Recorded data:
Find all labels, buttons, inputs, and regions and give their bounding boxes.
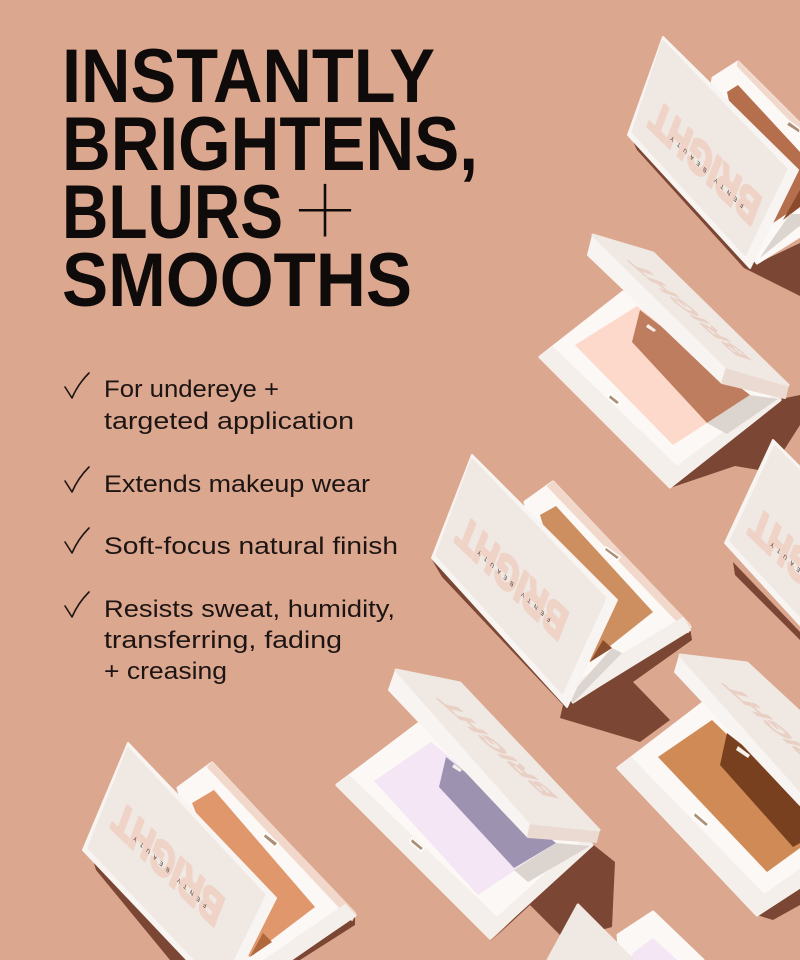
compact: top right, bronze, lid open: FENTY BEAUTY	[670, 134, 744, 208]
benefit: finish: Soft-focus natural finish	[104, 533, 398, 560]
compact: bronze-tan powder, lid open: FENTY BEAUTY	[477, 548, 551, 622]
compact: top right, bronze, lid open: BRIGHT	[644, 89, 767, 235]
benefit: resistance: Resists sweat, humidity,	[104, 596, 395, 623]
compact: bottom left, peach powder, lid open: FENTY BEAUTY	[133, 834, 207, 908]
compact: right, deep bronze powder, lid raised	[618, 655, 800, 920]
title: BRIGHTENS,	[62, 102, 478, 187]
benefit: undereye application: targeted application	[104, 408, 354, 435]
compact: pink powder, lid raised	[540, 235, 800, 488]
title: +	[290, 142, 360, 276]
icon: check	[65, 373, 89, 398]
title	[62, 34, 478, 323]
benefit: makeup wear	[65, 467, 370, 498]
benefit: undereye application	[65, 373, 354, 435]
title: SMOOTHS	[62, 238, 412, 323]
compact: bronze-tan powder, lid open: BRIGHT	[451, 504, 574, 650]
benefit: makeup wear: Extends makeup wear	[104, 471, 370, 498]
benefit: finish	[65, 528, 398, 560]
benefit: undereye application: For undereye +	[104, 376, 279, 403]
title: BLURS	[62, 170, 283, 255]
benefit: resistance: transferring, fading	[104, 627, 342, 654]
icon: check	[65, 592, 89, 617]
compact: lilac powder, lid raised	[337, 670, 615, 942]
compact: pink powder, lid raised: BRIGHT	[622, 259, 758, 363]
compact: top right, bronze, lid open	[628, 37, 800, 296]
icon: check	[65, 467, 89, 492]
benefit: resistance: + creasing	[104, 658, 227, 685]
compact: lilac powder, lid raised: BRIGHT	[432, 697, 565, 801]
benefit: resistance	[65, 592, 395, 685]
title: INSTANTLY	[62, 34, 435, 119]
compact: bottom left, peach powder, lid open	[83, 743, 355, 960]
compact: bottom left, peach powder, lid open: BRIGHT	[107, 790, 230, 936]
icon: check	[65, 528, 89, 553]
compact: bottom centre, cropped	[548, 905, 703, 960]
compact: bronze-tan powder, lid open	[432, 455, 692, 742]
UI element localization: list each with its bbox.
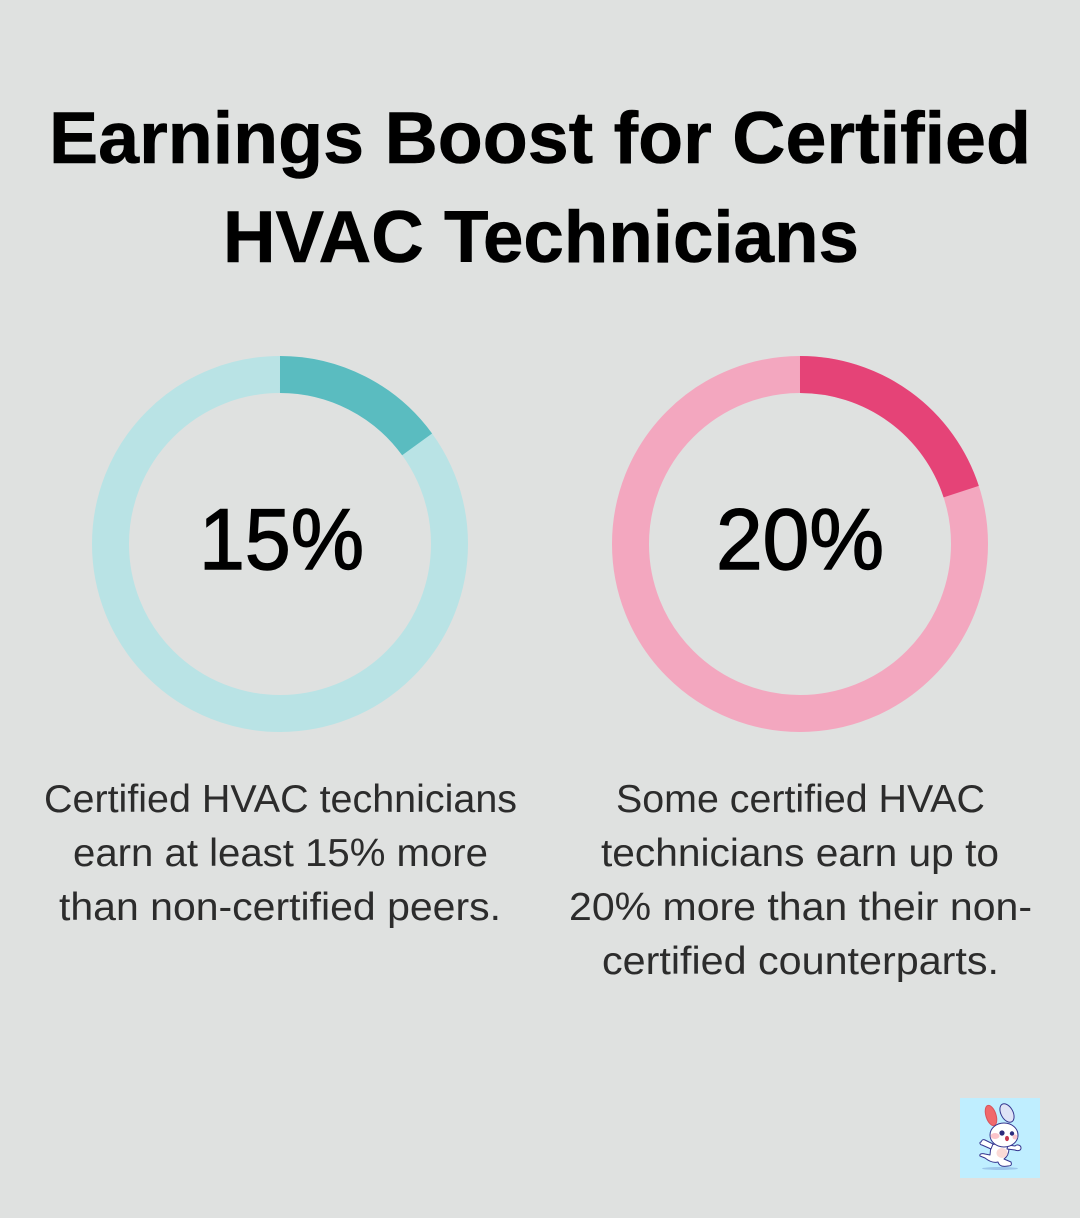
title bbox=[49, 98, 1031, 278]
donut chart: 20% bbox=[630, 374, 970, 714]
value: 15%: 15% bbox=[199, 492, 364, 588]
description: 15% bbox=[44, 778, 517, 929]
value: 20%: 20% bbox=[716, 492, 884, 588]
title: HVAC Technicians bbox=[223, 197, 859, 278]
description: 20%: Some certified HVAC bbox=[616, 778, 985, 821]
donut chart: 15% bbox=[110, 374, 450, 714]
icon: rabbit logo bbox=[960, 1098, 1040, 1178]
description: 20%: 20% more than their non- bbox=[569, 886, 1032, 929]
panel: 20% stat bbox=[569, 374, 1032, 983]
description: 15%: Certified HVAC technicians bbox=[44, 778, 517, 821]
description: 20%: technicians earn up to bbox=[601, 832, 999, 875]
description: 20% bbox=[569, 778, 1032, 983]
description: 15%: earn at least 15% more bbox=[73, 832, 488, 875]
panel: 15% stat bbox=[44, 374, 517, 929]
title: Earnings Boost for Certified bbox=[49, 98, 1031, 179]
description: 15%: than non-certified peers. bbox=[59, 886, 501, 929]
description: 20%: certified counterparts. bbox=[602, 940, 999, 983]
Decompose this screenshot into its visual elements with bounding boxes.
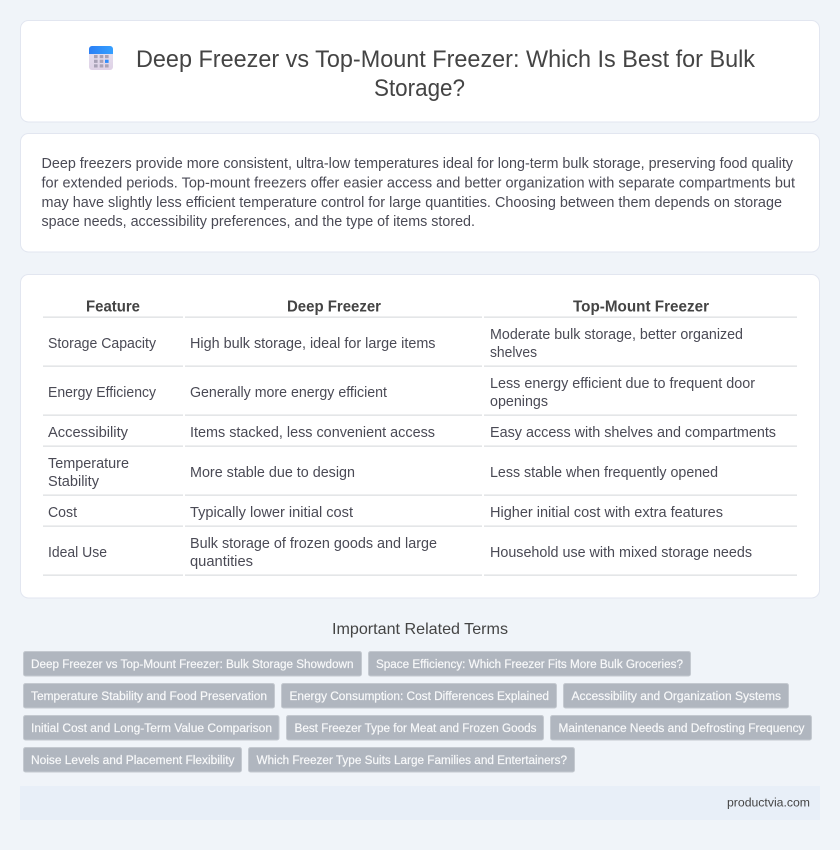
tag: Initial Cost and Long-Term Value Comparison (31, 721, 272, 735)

What is asked: Copy the data from the line that contains "compact: top right, bronze, lid open: FENTY" through the line that contains "697, 565, 801]", keeping both of those lines and everything between them unchanged.

Output:
compact: top right, bronze, lid open: FENTY BEAUTY	[670, 134, 744, 208]
benefit: finish: Soft-focus natural finish	[104, 533, 398, 560]
compact: bronze-tan powder, lid open: FENTY BEAUTY	[477, 548, 551, 622]
compact: top right, bronze, lid open: BRIGHT	[644, 89, 767, 235]
benefit: resistance: Resists sweat, humidity,	[104, 596, 395, 623]
compact: bottom left, peach powder, lid open: FENTY BEAUTY	[133, 834, 207, 908]
compact: right, deep bronze powder, lid raised	[618, 655, 800, 920]
title: BRIGHTENS,	[62, 102, 478, 187]
benefit: undereye application: targeted application	[104, 408, 354, 435]
compact: pink powder, lid raised	[540, 235, 800, 488]
title: +	[290, 142, 360, 276]
icon: check	[65, 373, 89, 398]
title	[62, 34, 478, 323]
benefit: makeup wear	[65, 467, 370, 498]
benefit: undereye application	[65, 373, 354, 435]
title: SMOOTHS	[62, 238, 412, 323]
compact: bronze-tan powder, lid open: BRIGHT	[451, 504, 574, 650]
benefit: makeup wear: Extends makeup wear	[104, 471, 370, 498]
benefit: finish	[65, 528, 398, 560]
benefit: undereye application: For undereye +	[104, 376, 279, 403]
title: BLURS	[62, 170, 283, 255]
benefit: resistance: transferring, fading	[104, 627, 342, 654]
icon: check	[65, 592, 89, 617]
compact: lilac powder, lid raised	[337, 670, 615, 942]
compact: pink powder, lid raised: BRIGHT	[622, 259, 758, 363]
compact: top right, bronze, lid open	[628, 37, 800, 296]
icon: check	[65, 467, 89, 492]
benefit: resistance: + creasing	[104, 658, 227, 685]
compact: lilac powder, lid raised: BRIGHT	[432, 697, 565, 801]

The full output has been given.